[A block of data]
————————

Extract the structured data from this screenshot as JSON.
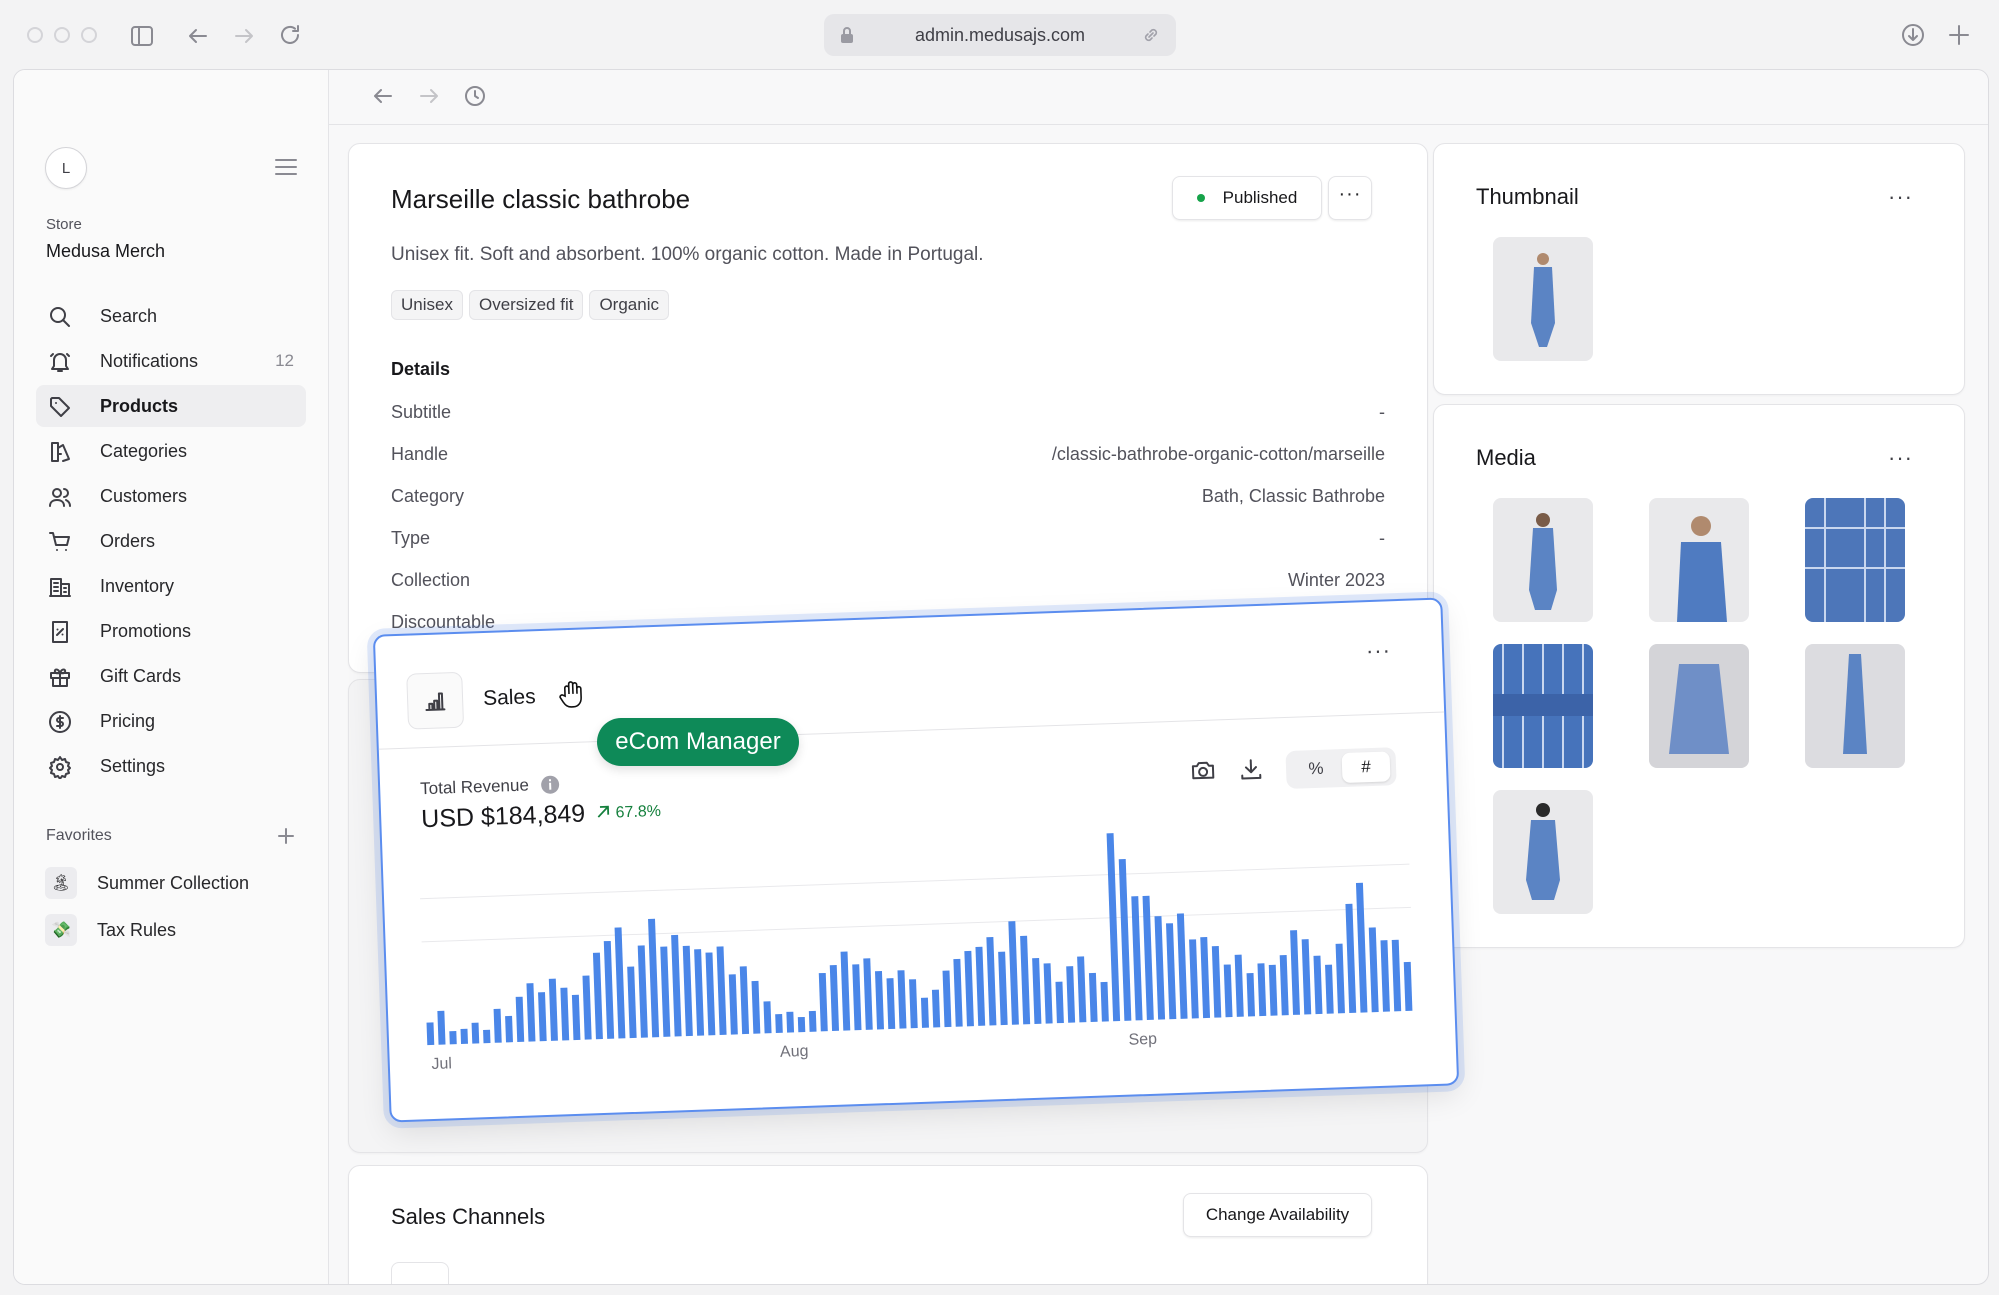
{
  "browser": {
    "url": "admin.medusajs.com"
  },
  "sidebar": {
    "avatar_initial": "L",
    "store_label": "Store",
    "store_name": "Medusa Merch",
    "items": [
      {
        "label": "Search",
        "icon": "search-icon"
      },
      {
        "label": "Notifications",
        "icon": "bell-icon",
        "count": "12"
      },
      {
        "label": "Products",
        "icon": "tag-icon",
        "active": true
      },
      {
        "label": "Categories",
        "icon": "categories-icon"
      },
      {
        "label": "Customers",
        "icon": "users-icon"
      },
      {
        "label": "Orders",
        "icon": "cart-icon"
      },
      {
        "label": "Inventory",
        "icon": "building-icon"
      },
      {
        "label": "Promotions",
        "icon": "receipt-percent-icon"
      },
      {
        "label": "Gift Cards",
        "icon": "gift-icon"
      },
      {
        "label": "Pricing",
        "icon": "currency-icon"
      },
      {
        "label": "Settings",
        "icon": "gear-icon"
      }
    ],
    "favorites_label": "Favorites",
    "favorites": [
      {
        "label": "Summer Collection",
        "icon": "palm-tree-icon"
      },
      {
        "label": "Tax Rules",
        "icon": "money-icon"
      }
    ]
  },
  "product": {
    "title": "Marseille classic bathrobe",
    "status": "Published",
    "status_color": "#16a34a",
    "description": "Unisex fit. Soft and absorbent. 100% organic cotton. Made in Portugal.",
    "tags": [
      "Unisex",
      "Oversized fit",
      "Organic"
    ],
    "details_heading": "Details",
    "details": [
      {
        "key": "Subtitle",
        "value": "-"
      },
      {
        "key": "Handle",
        "value": "/classic-bathrobe-organic-cotton/marseille"
      },
      {
        "key": "Category",
        "value": "Bath, Classic Bathrobe"
      },
      {
        "key": "Type",
        "value": "-"
      },
      {
        "key": "Collection",
        "value": "Winter 2023"
      },
      {
        "key": "Discountable",
        "value": ""
      }
    ]
  },
  "thumbnail": {
    "heading": "Thumbnail"
  },
  "media": {
    "heading": "Media",
    "count": 7
  },
  "sales_channels": {
    "heading": "Sales Channels",
    "button": "Change Availability"
  },
  "sales_widget": {
    "title": "Sales",
    "user_badge": "eCom Manager",
    "metric_label": "Total Revenue",
    "metric_value": "USD $184,849",
    "metric_change": "67.8%",
    "change_color": "#15803d",
    "toggle_percent": "%",
    "toggle_number": "#",
    "bar_color": "#4a86e8"
  },
  "chart_data": {
    "type": "bar",
    "title": "",
    "xlabel": "",
    "ylabel": "",
    "x_tick_labels": [
      "Jul",
      "Aug",
      "Sep"
    ],
    "x_tick_indices": [
      0,
      31,
      62
    ],
    "grid": true,
    "legend": "none",
    "values": [
      12,
      18,
      7,
      8,
      11,
      7,
      18,
      14,
      24,
      31,
      26,
      33,
      28,
      24,
      34,
      46,
      52,
      59,
      38,
      49,
      63,
      48,
      54,
      48,
      46,
      44,
      47,
      32,
      36,
      28,
      17,
      10,
      11,
      8,
      11,
      31,
      35,
      42,
      35,
      38,
      31,
      27,
      31,
      26,
      16,
      20,
      30,
      36,
      40,
      42,
      47,
      39,
      55,
      47,
      35,
      32,
      22,
      30,
      35,
      26,
      21,
      100,
      86,
      66,
      66,
      55,
      51,
      56,
      42,
      43,
      38,
      28,
      33,
      23,
      28,
      27,
      32,
      45,
      40,
      31,
      26,
      37,
      58,
      69,
      45,
      38,
      38,
      26
    ]
  }
}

————————

## Description of the task
Copy the material exactly. Do not include the pictures.

## Result for this task
Extract the structured data from this screenshot as JSON.
{
  "browser": {
    "url": "admin.medusajs.com"
  },
  "sidebar": {
    "avatar_initial": "L",
    "store_label": "Store",
    "store_name": "Medusa Merch",
    "items": [
      {
        "label": "Search",
        "icon": "search-icon"
      },
      {
        "label": "Notifications",
        "icon": "bell-icon",
        "count": "12"
      },
      {
        "label": "Products",
        "icon": "tag-icon",
        "active": true
      },
      {
        "label": "Categories",
        "icon": "categories-icon"
      },
      {
        "label": "Customers",
        "icon": "users-icon"
      },
      {
        "label": "Orders",
        "icon": "cart-icon"
      },
      {
        "label": "Inventory",
        "icon": "building-icon"
      },
      {
        "label": "Promotions",
        "icon": "receipt-percent-icon"
      },
      {
        "label": "Gift Cards",
        "icon": "gift-icon"
      },
      {
        "label": "Pricing",
        "icon": "currency-icon"
      },
      {
        "label": "Settings",
        "icon": "gear-icon"
      }
    ],
    "favorites_label": "Favorites",
    "favorites": [
      {
        "label": "Summer Collection",
        "icon": "palm-tree-icon"
      },
      {
        "label": "Tax Rules",
        "icon": "money-icon"
      }
    ]
  },
  "product": {
    "title": "Marseille classic bathrobe",
    "status": "Published",
    "status_color": "#16a34a",
    "description": "Unisex fit. Soft and absorbent. 100% organic cotton. Made in Portugal.",
    "tags": [
      "Unisex",
      "Oversized fit",
      "Organic"
    ],
    "details_heading": "Details",
    "details": [
      {
        "key": "Subtitle",
        "value": "-"
      },
      {
        "key": "Handle",
        "value": "/classic-bathrobe-organic-cotton/marseille"
      },
      {
        "key": "Category",
        "value": "Bath, Classic Bathrobe"
      },
      {
        "key": "Type",
        "value": "-"
      },
      {
        "key": "Collection",
        "value": "Winter 2023"
      },
      {
        "key": "Discountable",
        "value": ""
      }
    ]
  },
  "thumbnail": {
    "heading": "Thumbnail"
  },
  "media": {
    "heading": "Media",
    "count": 7
  },
  "sales_channels": {
    "heading": "Sales Channels",
    "button": "Change Availability"
  },
  "sales_widget": {
    "title": "Sales",
    "user_badge": "eCom Manager",
    "metric_label": "Total Revenue",
    "metric_value": "USD $184,849",
    "metric_change": "67.8%",
    "change_color": "#15803d",
    "toggle_percent": "%",
    "toggle_number": "#",
    "bar_color": "#4a86e8"
  },
  "chart_data": {
    "type": "bar",
    "title": "",
    "xlabel": "",
    "ylabel": "",
    "x_tick_labels": [
      "Jul",
      "Aug",
      "Sep"
    ],
    "x_tick_indices": [
      0,
      31,
      62
    ],
    "grid": true,
    "legend": "none",
    "values": [
      12,
      18,
      7,
      8,
      11,
      7,
      18,
      14,
      24,
      31,
      26,
      33,
      28,
      24,
      34,
      46,
      52,
      59,
      38,
      49,
      63,
      48,
      54,
      48,
      46,
      44,
      47,
      32,
      36,
      28,
      17,
      10,
      11,
      8,
      11,
      31,
      35,
      42,
      35,
      38,
      31,
      27,
      31,
      26,
      16,
      20,
      30,
      36,
      40,
      42,
      47,
      39,
      55,
      47,
      35,
      32,
      22,
      30,
      35,
      26,
      21,
      100,
      86,
      66,
      66,
      55,
      51,
      56,
      42,
      43,
      38,
      28,
      33,
      23,
      28,
      27,
      32,
      45,
      40,
      31,
      26,
      37,
      58,
      69,
      45,
      38,
      38,
      26
    ]
  }
}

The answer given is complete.